[Some records]
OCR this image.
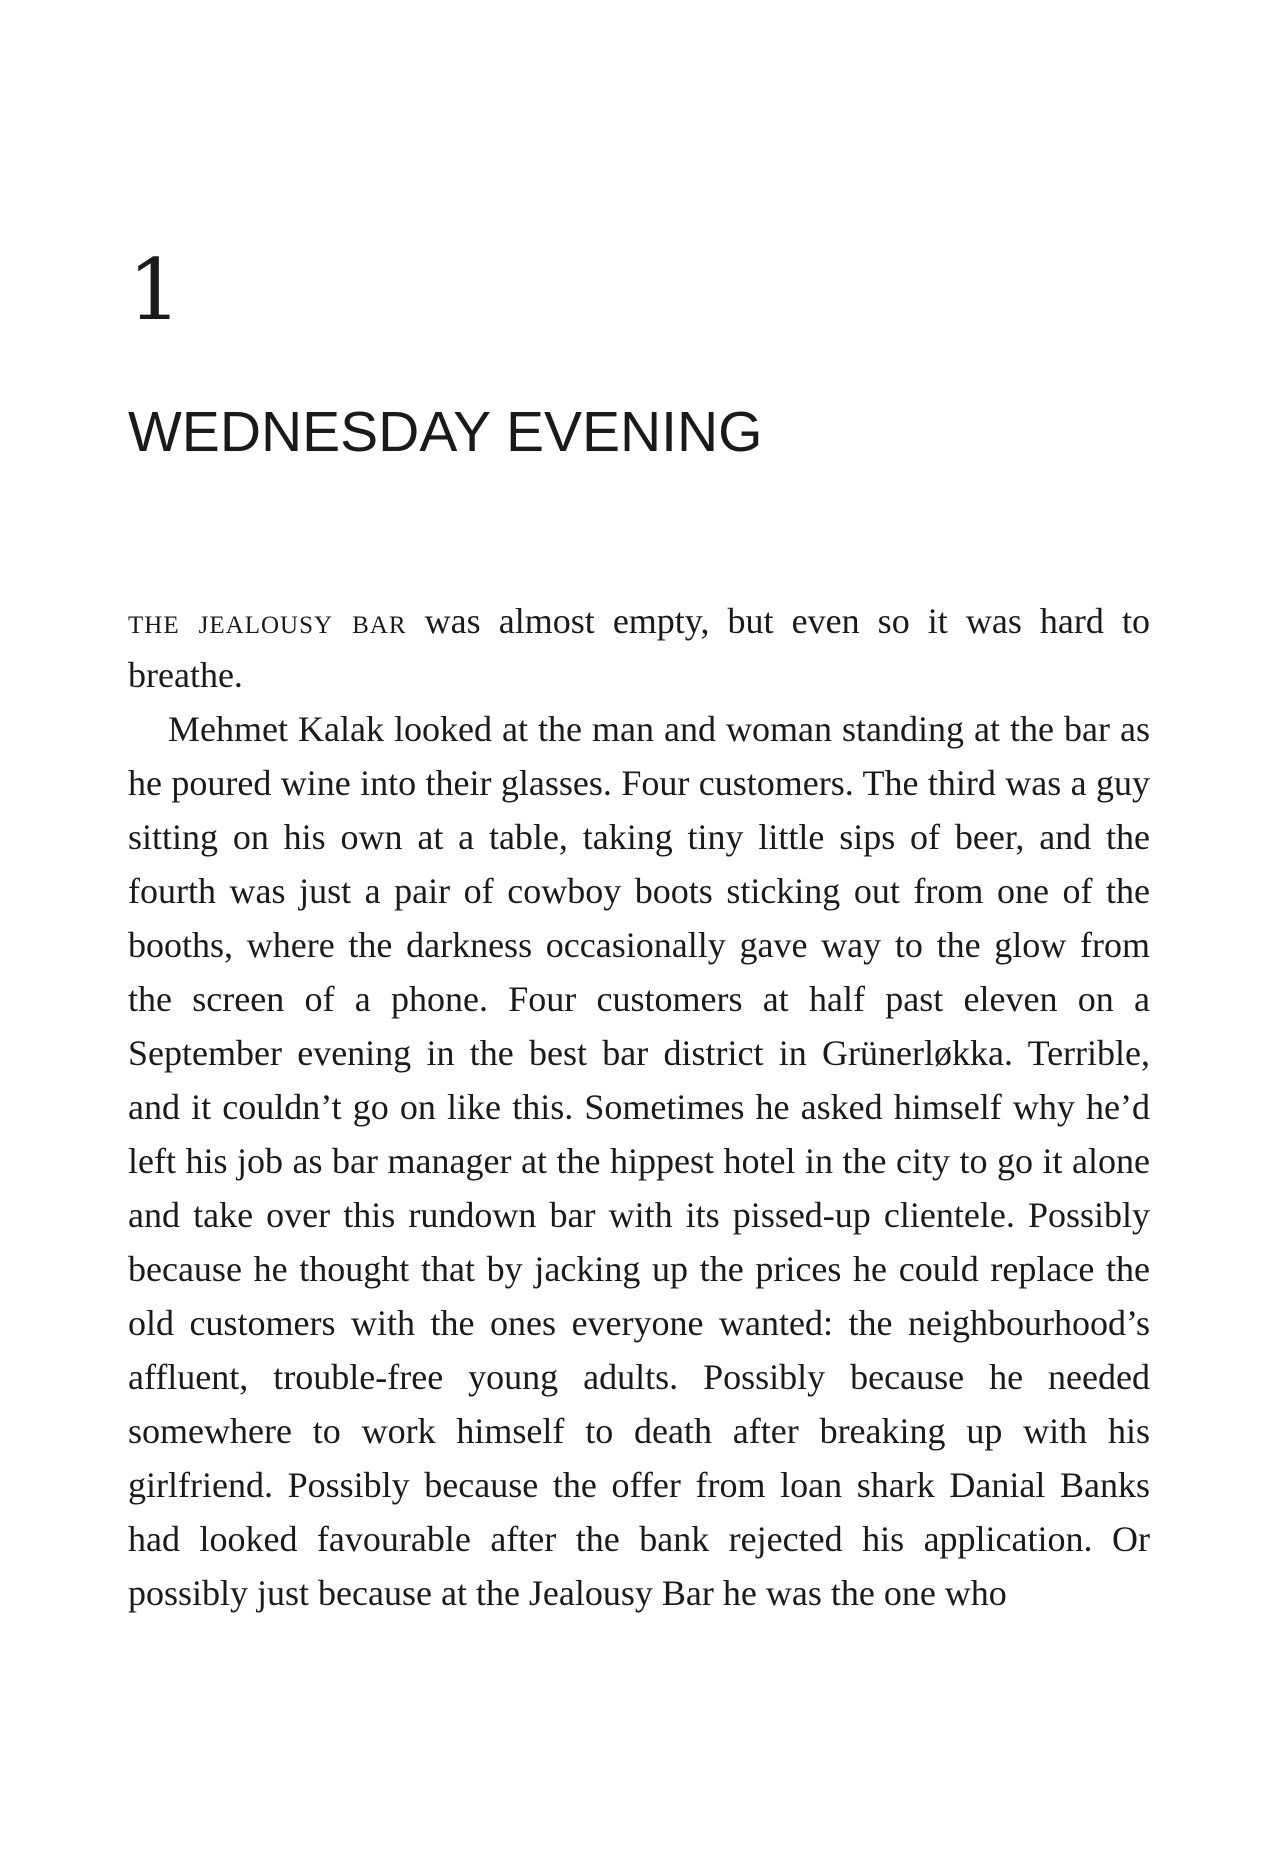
1
WEDNESDAY EVENING

the jealousy bar was almost empty, but even so it was hard to breathe.

Mehmet Kalak looked at the man and woman standing at the bar as he poured wine into their glasses. Four customers. The third was a guy sitting on his own at a table, taking tiny little sips of beer, and the fourth was just a pair of cowboy boots sticking out from one of the booths, where the darkness occasionally gave way to the glow from the screen of a phone. Four customers at half past eleven on a September evening in the best bar district in Grünerløkka. Terrible, and it couldn’t go on like this. Sometimes he asked himself why he’d left his job as bar manager at the hippest hotel in the city to go it alone and take over this rundown bar with its pissed-up clientele. Possibly because he thought that by jacking up the prices he could replace the old customers with the ones everyone wanted: the neighbourhood’s affluent, trouble-free young adults. Possibly because he needed somewhere to work himself to death after breaking up with his girlfriend. Possibly because the offer from loan shark Danial Banks had looked favourable after the bank rejected his application. Or possibly just because at the Jealousy Bar he was the one who
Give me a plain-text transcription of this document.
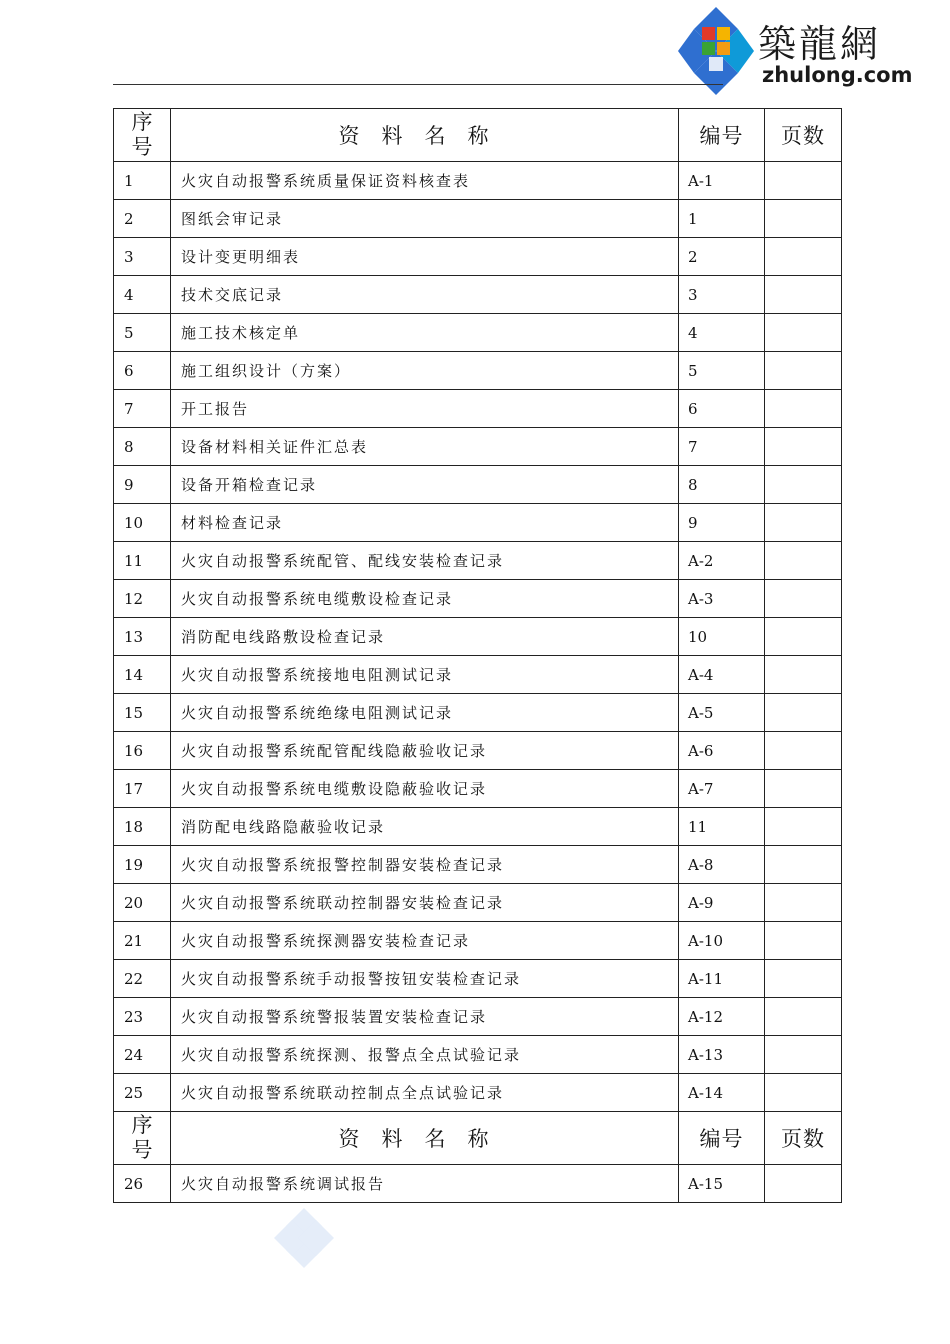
築龍網
zhulong.com
序
号	资料名称	编号	页数
1	火灾自动报警系统质量保证资料核查表	A-1	
2	图纸会审记录	1	
3	设计变更明细表	2	
4	技术交底记录	3	
5	施工技术核定单	4	
6	施工组织设计（方案）	5	
7	开工报告	6	
8	设备材料相关证件汇总表	7	
9	设备开箱检查记录	8	
10	材料检查记录	9	
11	火灾自动报警系统配管、配线安装检查记录	A-2	
12	火灾自动报警系统电缆敷设检查记录	A-3	
13	消防配电线路敷设检查记录	10	
14	火灾自动报警系统接地电阻测试记录	A-4	
15	火灾自动报警系统绝缘电阻测试记录	A-5	
16	火灾自动报警系统配管配线隐蔽验收记录	A-6	
17	火灾自动报警系统电缆敷设隐蔽验收记录	A-7	
18	消防配电线路隐蔽验收记录	11	
19	火灾自动报警系统报警控制器安装检查记录	A-8	
20	火灾自动报警系统联动控制器安装检查记录	A-9	
21	火灾自动报警系统探测器安装检查记录	A-10	
22	火灾自动报警系统手动报警按钮安装检查记录	A-11	
23	火灾自动报警系统警报装置安装检查记录	A-12	
24	火灾自动报警系统探测、报警点全点试验记录	A-13	
25	火灾自动报警系统联动控制点全点试验记录	A-14	

序
号	资料名称	编号	页数
26	火灾自动报警系统调试报告	A-15	
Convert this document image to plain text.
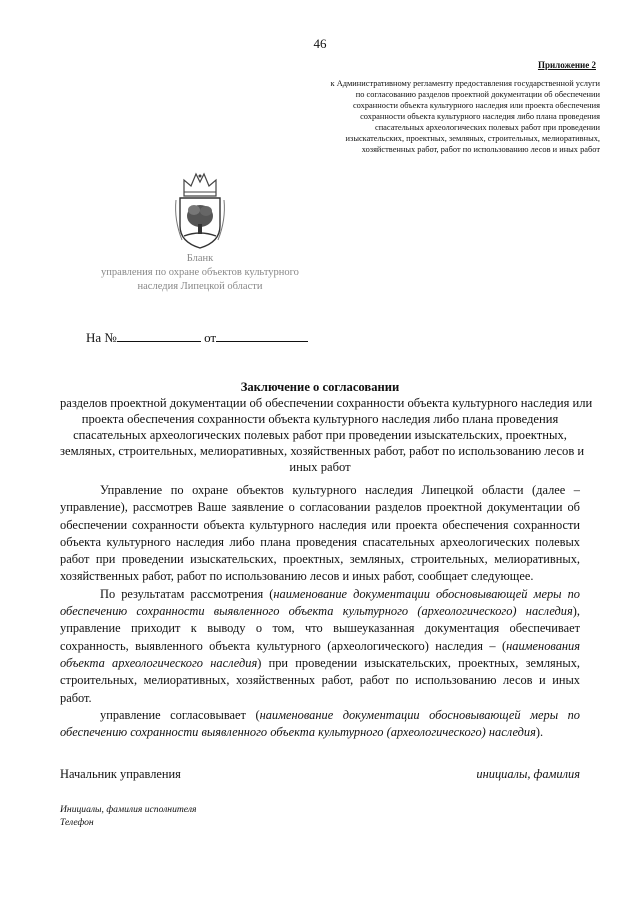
46
Приложение 2
к Административному регламенту предоставления государственной услуги
по согласованию разделов проектной документации об обеспечении
сохранности объекта культурного наследия или проекта обеспечения
сохранности объекта культурного наследия либо плана проведения
спасательных археологических полевых работ при проведении
изыскательских, проектных, земляных, строительных, мелиоративных,
хозяйственных работ, работ по использованию лесов и иных работ
Бланк
управления по охране объектов культурного
наследия Липецкой области
На №	от
Заключение о согласовании
разделов проектной документации об обеспечении сохранности объекта культурного наследия или
проекта обеспечения сохранности объекта культурного наследия либо плана проведения
спасательных археологических полевых работ при проведении изыскательских, проектных,
земляных, строительных, мелиоративных, хозяйственных работ, работ по использованию лесов и
иных работ

Управление по охране объектов культурного наследия Липецкой области (далее – управление), рассмотрев Ваше заявление о согласовании разделов проектной документации об обеспечении сохранности объекта культурного наследия или проекта обеспечения сохранности объекта культурного наследия либо плана проведения спасательных археологических полевых работ при проведении изыскательских, проектных, земляных, строительных, мелиоративных, хозяйственных работ, работ по использованию лесов и иных работ, сообщает следующее.

По результатам рассмотрения (наименование документации обосновывающей меры по обеспечению сохранности выявленного объекта культурного (археологического) наследия), управление приходит к выводу о том, что вышеуказанная документация обеспечивает сохранность, выявленного объекта культурного (археологического) наследия – (наименования объекта археологического наследия) при проведении изыскательских, проектных, земляных, строительных, мелиоративных, хозяйственных работ, работ по использованию лесов и иных работ.

управление согласовывает (наименование документации обосновывающей меры по обеспечению сохранности выявленного объекта культурного (археологического) наследия).

Начальник управления	инициалы, фамилия
Инициалы, фамилия исполнителя
Телефон
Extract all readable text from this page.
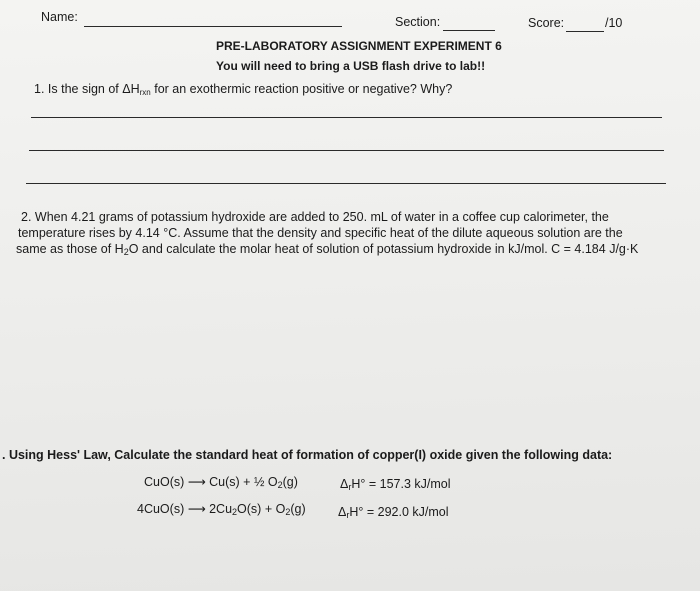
Name:	Section:	Score:	/10
PRE-LABORATORY ASSIGNMENT EXPERIMENT 6
You will need to bring a USB flash drive to lab!!
1. Is the sign of $\Delta H_{rxn}$ for an exothermic reaction positive or negative? Why?
2. When 4.21 grams of potassium hydroxide are added to 250. mL of water in a coffee cup calorimeter, the
temperature rises by 4.14 °C. Assume that the density and specific heat of the dilute aqueous solution are the
same as those of H2O and calculate the molar heat of solution of potassium hydroxide in kJ/mol. C = 4.184 J/g·K
. Using Hess' Law, Calculate the standard heat of formation of copper(I) oxide given the following data:
CuO(s) ⟶ Cu(s) + ½ O2(g)	ΔrH° = 157.3 kJ/mol
4CuO(s) ⟶ 2Cu2O(s) + O2(g)	ΔrH° = 292.0 kJ/mol
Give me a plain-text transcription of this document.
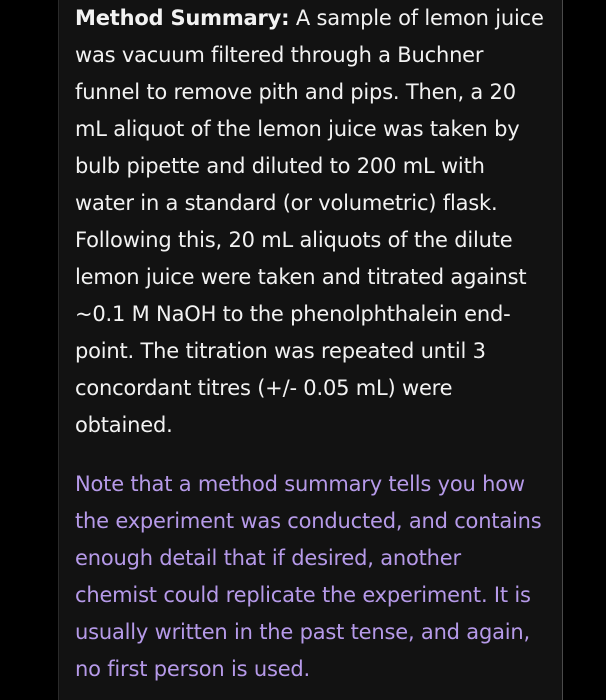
Method Summary: A sample of lemon juice was vacuum filtered through a Buchner funnel to remove pith and pips. Then, a 20 mL aliquot of the lemon juice was taken by bulb pipette and diluted to 200 mL with water in a standard (or volumetric) flask. Following this, 20 mL aliquots of the dilute lemon juice were taken and titrated against ~0.1 M NaOH to the phenolphthalein end-point. The titration was repeated until 3 concordant titres (+/- 0.05 mL) were obtained.

Note that a method summary tells you how the experiment was conducted, and contains enough detail that if desired, another chemist could replicate the experiment. It is usually written in the past tense, and again, no first person is used.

» Given instruction
Pull out all lines containing "фамилия".

» Solution to this exercise
Начальник управления	инициалы, фамилия
Инициалы, фамилия исполнителя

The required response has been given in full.